Texto fornecido:

Cidade de Belém no Pará vista de um drone. Foto de Rafael Medelima/ Cop30 Brasil Amazônia.

Nos últimos dias, a COP 30, prevista para ser realizada em novembro em Belém, no Pará, esteve envolta numa polémica que nada tem a ver com a resolução dos problemas ambientais do planeta. O que se tornou o centro das atenções nos debates sobre a conferência é o que a imprensa nacional denominou de “crise de hospedagem”.

O Secretário de Clima, Energia e Meio Ambiente do Ministério das Relações Exteriores e presidente da COP 30, André Corrêa do Lago, afirmou que países têm pressionado o Brasil a transferir a conferência climática da ONU de Belém para outra cidade, em razão dos “valores exorbitantes” cobrados pelos hotéis da capital paraense. Alguns governos chegaram a cogitar não participar da conferência ou reduzir as suas delegações.

Como chegámos a isto? Uma baixíssima quantidade de leitos, a ação extremamente gananciosa da rede hoteleira e um preconceito histórico levaram à tempestade perfeita da atual crise.

Um problema histórico

No final do século XVII, Belém tinha três vezes mais habitantes que São Paulo. A capital paraense foi, ainda, uma das primeiras cidades do país a ter energia pública, alimentada a gás. Isso, porque, naquele momento, a cidade vivia o primeiro ciclo da extração da borracha, uma atividade económica que atraía muitos recursos e pessoas para a região. Vivíamos o que chamamos de Belle Époque.

Mas, com o declínio da borracha, Belém e outras cidades da Amazónia perderam protagonismo e hoje a capital do Pará é uma cidade do sul global – como outras cidades do mundo (e aqui podemos citar, inclusive, Baku, no Azerbaijão, que sediou a COP 29) –, que também enfrenta uma série de problemas de infraestrutura.

Além da evidente deficiência de infraestrutura urbana, que gera e aprofunda a injustiça socioespacial, outros problemas podem ser percebidos, como o tamanho da rede hoteleira, que é muito pequena para comportar uma procura de mais de 50 mil camas, que é o que se espera para a COP. E é aqui que começa a operar, de forma irrealista, a famosa lei da oferta e da procura.

Lei de mercado

O problema foi crescendo em cascata, mas tudo começou com a rede hoteleira. Desde o início do ano, os hotéis começaram a aumentar os preços dos alojamentos e a projetar valores ainda maiores para o período do evento.

E o que aconteceu? As pessoas interessadas em participar na COP acabaram por buscar outras alternativas, como as plataformas como Booking e Airbnb. Quando a população viu que havia uma grande procura, os alojamentos individuais também acabaram por sofrer uma escalada vertiginosa de preços, muitas vezes por causa de escritórios jurídicos e corretores imobiliários que prometiam conseguir valores astronómicos pela estadia.

Instruções: Atualize o trecho do texto sobre a crise de hospedagem da COP 30 que começa nas palavras "Como chegámos a" e termina depois de "da atual crise.", substituindo "leitos" por "camas". As linhas que vêm depois deste texto não são necessárias.

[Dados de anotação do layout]
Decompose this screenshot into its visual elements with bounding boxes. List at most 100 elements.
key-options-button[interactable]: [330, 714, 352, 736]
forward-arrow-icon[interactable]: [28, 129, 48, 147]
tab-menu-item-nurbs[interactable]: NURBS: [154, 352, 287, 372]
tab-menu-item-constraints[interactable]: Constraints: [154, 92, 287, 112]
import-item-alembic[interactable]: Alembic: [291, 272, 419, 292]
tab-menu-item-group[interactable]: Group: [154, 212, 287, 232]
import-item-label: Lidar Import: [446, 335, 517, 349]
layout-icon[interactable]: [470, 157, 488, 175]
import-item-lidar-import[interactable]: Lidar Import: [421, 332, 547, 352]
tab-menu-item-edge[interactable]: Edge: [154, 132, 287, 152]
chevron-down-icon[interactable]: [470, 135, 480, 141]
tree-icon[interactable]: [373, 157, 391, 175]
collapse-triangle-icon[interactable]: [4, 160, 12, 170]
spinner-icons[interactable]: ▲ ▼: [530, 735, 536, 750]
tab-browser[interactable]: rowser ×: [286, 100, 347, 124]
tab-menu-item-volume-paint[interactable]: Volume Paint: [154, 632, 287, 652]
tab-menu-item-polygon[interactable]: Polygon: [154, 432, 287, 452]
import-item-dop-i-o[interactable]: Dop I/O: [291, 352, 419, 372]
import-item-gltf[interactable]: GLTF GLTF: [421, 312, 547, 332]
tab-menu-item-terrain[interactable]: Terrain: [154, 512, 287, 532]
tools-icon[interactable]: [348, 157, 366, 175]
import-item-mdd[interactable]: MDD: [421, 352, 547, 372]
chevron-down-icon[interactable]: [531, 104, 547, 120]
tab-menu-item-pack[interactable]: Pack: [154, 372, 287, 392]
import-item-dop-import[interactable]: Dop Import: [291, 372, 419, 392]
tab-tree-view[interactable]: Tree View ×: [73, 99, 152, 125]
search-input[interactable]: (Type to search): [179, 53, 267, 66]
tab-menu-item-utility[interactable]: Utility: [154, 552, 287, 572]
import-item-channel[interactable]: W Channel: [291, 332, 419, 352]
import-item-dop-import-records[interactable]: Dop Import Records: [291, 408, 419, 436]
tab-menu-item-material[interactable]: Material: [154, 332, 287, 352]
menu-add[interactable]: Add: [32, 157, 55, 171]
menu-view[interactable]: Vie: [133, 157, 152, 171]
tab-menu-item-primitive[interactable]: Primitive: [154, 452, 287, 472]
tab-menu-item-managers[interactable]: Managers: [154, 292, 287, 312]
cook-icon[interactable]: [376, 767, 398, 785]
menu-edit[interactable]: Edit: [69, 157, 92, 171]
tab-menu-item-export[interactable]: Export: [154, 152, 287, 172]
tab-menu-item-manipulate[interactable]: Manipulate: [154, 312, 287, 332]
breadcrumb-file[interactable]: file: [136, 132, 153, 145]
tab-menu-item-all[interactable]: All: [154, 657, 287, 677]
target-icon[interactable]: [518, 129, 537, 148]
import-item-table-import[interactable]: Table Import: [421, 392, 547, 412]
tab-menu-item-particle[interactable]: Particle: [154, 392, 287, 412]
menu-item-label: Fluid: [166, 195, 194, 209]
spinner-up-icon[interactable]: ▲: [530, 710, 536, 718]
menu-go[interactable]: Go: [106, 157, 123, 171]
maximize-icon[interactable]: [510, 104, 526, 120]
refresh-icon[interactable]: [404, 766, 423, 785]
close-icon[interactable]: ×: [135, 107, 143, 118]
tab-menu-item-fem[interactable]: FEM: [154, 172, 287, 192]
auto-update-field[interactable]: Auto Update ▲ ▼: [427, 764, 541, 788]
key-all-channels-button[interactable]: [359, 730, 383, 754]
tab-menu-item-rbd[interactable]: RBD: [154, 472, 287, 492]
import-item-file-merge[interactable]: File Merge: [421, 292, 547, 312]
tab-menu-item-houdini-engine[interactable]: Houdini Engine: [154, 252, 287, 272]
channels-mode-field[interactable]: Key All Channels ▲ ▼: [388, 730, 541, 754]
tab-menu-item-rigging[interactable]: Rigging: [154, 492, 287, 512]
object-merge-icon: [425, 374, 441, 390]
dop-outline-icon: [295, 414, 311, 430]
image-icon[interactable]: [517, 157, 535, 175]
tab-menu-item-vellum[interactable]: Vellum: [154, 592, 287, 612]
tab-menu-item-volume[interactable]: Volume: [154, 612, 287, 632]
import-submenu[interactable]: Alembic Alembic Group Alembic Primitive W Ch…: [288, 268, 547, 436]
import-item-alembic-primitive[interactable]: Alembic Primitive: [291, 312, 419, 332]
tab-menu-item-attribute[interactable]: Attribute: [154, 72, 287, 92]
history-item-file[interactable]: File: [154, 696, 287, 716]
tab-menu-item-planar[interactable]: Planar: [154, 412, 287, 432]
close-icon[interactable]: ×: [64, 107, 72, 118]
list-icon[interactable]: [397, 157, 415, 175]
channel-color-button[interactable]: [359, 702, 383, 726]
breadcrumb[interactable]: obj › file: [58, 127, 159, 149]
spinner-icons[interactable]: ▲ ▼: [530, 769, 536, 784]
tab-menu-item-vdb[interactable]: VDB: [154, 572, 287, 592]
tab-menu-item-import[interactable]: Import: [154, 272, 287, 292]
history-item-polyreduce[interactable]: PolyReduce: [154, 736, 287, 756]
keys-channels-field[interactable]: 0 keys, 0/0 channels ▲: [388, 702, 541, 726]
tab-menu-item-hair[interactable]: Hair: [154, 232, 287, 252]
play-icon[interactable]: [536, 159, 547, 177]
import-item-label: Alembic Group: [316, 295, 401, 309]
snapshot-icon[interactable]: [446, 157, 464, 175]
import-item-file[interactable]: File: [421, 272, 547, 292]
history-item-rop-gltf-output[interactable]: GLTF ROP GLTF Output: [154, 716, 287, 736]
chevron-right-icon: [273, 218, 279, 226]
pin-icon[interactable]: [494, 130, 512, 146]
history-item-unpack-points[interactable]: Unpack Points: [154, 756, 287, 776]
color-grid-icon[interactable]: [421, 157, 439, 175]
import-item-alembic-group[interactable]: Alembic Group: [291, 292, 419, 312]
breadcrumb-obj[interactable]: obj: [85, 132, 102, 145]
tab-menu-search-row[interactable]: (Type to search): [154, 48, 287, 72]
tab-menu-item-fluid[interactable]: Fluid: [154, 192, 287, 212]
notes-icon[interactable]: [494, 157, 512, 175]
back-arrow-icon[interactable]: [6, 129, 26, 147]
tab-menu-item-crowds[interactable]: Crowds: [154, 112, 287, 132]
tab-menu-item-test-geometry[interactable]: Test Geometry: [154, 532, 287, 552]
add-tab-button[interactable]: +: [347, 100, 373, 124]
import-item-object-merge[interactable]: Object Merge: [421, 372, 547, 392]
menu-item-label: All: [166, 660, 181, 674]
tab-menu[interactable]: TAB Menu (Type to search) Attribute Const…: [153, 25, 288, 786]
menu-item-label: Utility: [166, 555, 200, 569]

Solução:
Como chegámos a isto? Uma baixíssima quantidade de camas, a ação extremamente gananciosa da rede hoteleira e um preconceito histórico levaram à tempestade perfeita da atual crise.